(Dataset items)
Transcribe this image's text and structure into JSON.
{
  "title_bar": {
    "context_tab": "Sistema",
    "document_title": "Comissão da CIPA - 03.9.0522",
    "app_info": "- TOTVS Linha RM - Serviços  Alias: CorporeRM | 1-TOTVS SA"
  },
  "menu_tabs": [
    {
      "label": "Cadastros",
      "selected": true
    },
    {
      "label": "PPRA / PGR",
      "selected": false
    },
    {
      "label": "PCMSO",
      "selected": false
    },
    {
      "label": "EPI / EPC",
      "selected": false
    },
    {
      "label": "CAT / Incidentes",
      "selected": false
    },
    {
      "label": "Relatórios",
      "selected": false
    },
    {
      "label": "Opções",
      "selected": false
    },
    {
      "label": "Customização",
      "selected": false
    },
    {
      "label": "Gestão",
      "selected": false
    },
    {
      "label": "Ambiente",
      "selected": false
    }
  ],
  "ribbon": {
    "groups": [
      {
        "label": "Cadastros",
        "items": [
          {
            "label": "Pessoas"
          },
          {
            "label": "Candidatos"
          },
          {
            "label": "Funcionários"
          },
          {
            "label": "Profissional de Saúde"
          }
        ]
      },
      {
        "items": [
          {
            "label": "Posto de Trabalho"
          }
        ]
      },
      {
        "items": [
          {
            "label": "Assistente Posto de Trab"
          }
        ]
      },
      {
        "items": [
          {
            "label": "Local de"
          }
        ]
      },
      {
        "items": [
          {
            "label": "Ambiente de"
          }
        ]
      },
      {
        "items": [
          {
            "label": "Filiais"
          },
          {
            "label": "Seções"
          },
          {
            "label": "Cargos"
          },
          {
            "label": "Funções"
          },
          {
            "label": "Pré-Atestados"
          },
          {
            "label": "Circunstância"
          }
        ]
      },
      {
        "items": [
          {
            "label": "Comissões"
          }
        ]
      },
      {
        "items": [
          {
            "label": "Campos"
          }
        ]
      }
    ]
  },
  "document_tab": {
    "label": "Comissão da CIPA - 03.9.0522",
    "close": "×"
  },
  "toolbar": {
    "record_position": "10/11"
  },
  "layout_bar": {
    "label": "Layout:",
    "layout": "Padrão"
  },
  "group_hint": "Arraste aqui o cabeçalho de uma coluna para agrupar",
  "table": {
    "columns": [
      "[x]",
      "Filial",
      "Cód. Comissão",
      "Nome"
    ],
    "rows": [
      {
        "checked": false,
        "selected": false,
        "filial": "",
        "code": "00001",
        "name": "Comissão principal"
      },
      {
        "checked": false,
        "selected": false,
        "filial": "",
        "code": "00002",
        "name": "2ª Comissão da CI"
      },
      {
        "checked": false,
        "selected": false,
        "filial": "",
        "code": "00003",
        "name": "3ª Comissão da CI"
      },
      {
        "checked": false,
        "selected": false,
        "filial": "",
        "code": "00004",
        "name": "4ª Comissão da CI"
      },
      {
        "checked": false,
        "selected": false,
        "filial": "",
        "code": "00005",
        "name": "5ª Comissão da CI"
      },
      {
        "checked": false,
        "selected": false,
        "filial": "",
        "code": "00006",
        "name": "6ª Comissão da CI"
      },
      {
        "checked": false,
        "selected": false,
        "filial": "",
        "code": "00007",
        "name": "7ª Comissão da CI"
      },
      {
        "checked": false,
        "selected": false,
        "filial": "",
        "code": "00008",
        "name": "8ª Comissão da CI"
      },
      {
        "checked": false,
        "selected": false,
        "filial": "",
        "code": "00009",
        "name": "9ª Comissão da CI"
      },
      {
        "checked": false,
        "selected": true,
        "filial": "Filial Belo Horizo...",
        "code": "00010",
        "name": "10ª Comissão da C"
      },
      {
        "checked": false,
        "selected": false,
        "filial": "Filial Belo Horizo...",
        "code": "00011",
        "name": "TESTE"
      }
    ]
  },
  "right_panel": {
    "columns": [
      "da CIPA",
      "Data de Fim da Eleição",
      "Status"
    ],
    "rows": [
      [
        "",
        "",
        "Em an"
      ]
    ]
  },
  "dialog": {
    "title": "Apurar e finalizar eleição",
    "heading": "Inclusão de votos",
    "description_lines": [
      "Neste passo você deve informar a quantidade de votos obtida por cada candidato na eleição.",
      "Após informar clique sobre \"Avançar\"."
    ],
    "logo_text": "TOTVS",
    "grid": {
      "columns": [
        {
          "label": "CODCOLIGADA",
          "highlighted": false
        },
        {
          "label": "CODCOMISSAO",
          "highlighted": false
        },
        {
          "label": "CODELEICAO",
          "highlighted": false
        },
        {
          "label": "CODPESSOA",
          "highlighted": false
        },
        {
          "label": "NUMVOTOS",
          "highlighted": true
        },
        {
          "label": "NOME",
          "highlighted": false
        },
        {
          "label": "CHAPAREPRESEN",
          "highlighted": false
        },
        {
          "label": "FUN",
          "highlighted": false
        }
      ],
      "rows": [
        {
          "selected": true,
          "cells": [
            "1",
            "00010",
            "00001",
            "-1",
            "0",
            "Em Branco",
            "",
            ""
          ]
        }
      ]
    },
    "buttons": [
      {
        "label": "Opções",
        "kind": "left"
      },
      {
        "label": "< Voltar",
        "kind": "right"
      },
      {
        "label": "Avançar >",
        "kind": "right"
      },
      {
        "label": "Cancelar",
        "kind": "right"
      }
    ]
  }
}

== Work to do ==
Reproduce the listing in full. Keep it exactly as written.

== Written answer ==
Transcribe this image's text and structure into JSON.
{
  "title_bar": {
    "context_tab": "Sistema",
    "document_title": "Comissão da CIPA - 03.9.0522",
    "app_info": "- TOTVS Linha RM - Serviços  Alias: CorporeRM | 1-TOTVS SA"
  },
  "menu_tabs": [
    {
      "label": "Cadastros",
      "selected": true
    },
    {
      "label": "PPRA / PGR",
      "selected": false
    },
    {
      "label": "PCMSO",
      "selected": false
    },
    {
      "label": "EPI / EPC",
      "selected": false
    },
    {
      "label": "CAT / Incidentes",
      "selected": false
    },
    {
      "label": "Relatórios",
      "selected": false
    },
    {
      "label": "Opções",
      "selected": false
    },
    {
      "label": "Customização",
      "selected": false
    },
    {
      "label": "Gestão",
      "selected": false
    },
    {
      "label": "Ambiente",
      "selected": false
    }
  ],
  "ribbon": {
    "groups": [
      {
        "label": "Cadastros",
        "items": [
          {
            "label": "Pessoas"
          },
          {
            "label": "Candidatos"
          },
          {
            "label": "Funcionários"
          },
          {
            "label": "Profissional de Saúde"
          }
        ]
      },
      {
        "items": [
          {
            "label": "Posto de Trabalho"
          }
        ]
      },
      {
        "items": [
          {
            "label": "Assistente Posto de Trab"
          }
        ]
      },
      {
        "items": [
          {
            "label": "Local de"
          }
        ]
      },
      {
        "items": [
          {
            "label": "Ambiente de"
          }
        ]
      },
      {
        "items": [
          {
            "label": "Filiais"
          },
          {
            "label": "Seções"
          },
          {
            "label": "Cargos"
          },
          {
            "label": "Funções"
          },
          {
            "label": "Pré-Atestados"
          },
          {
            "label": "Circunstância"
          }
        ]
      },
      {
        "items": [
          {
            "label": "Comissões"
          }
        ]
      },
      {
        "items": [
          {
            "label": "Campos"
          }
        ]
      }
    ]
  },
  "document_tab": {
    "label": "Comissão da CIPA - 03.9.0522",
    "close": "×"
  },
  "toolbar": {
    "record_position": "10/11"
  },
  "layout_bar": {
    "label": "Layout:",
    "layout": "Padrão"
  },
  "group_hint": "Arraste aqui o cabeçalho de uma coluna para agrupar",
  "table": {
    "columns": [
      "[x]",
      "Filial",
      "Cód. Comissão",
      "Nome"
    ],
    "rows": [
      {
        "checked": false,
        "selected": false,
        "filial": "",
        "code": "00001",
        "name": "Comissão principal"
      },
      {
        "checked": false,
        "selected": false,
        "filial": "",
        "code": "00002",
        "name": "2ª Comissão da CI"
      },
      {
        "checked": false,
        "selected": false,
        "filial": "",
        "code": "00003",
        "name": "3ª Comissão da CI"
      },
      {
        "checked": false,
        "selected": false,
        "filial": "",
        "code": "00004",
        "name": "4ª Comissão da CI"
      },
      {
        "checked": false,
        "selected": false,
        "filial": "",
        "code": "00005",
        "name": "5ª Comissão da CI"
      },
      {
        "checked": false,
        "selected": false,
        "filial": "",
        "code": "00006",
        "name": "6ª Comissão da CI"
      },
      {
        "checked": false,
        "selected": false,
        "filial": "",
        "code": "00007",
        "name": "7ª Comissão da CI"
      },
      {
        "checked": false,
        "selected": false,
        "filial": "",
        "code": "00008",
        "name": "8ª Comissão da CI"
      },
      {
        "checked": false,
        "selected": false,
        "filial": "",
        "code": "00009",
        "name": "9ª Comissão da CI"
      },
      {
        "checked": false,
        "selected": true,
        "filial": "Filial Belo Horizo...",
        "code": "00010",
        "name": "10ª Comissão da C"
      },
      {
        "checked": false,
        "selected": false,
        "filial": "Filial Belo Horizo...",
        "code": "00011",
        "name": "TESTE"
      }
    ]
  },
  "right_panel": {
    "columns": [
      "da CIPA",
      "Data de Fim da Eleição",
      "Status"
    ],
    "rows": [
      [
        "",
        "",
        "Em an"
      ]
    ]
  },
  "dialog": {
    "title": "Apurar e finalizar eleição",
    "heading": "Inclusão de votos",
    "description_lines": [
      "Neste passo você deve informar a quantidade de votos obtida por cada candidato na eleição.",
      "Após informar clique sobre \"Avançar\"."
    ],
    "logo_text": "TOTVS",
    "grid": {
      "columns": [
        {
          "label": "CODCOLIGADA",
          "highlighted": false
        },
        {
          "label": "CODCOMISSAO",
          "highlighted": false
        },
        {
          "label": "CODELEICAO",
          "highlighted": false
        },
        {
          "label": "CODPESSOA",
          "highlighted": false
        },
        {
          "label": "NUMVOTOS",
          "highlighted": true
        },
        {
          "label": "NOME",
          "highlighted": false
        },
        {
          "label": "CHAPAREPRESEN",
          "highlighted": false
        },
        {
          "label": "FUN",
          "highlighted": false
        }
      ],
      "rows": [
        {
          "selected": true,
          "cells": [
            "1",
            "00010",
            "00001",
            "-1",
            "0",
            "Em Branco",
            "",
            ""
          ]
        }
      ]
    },
    "buttons": [
      {
        "label": "Opções",
        "kind": "left"
      },
      {
        "label": "< Voltar",
        "kind": "right"
      },
      {
        "label": "Avançar >",
        "kind": "right"
      },
      {
        "label": "Cancelar",
        "kind": "right"
      }
    ]
  }
}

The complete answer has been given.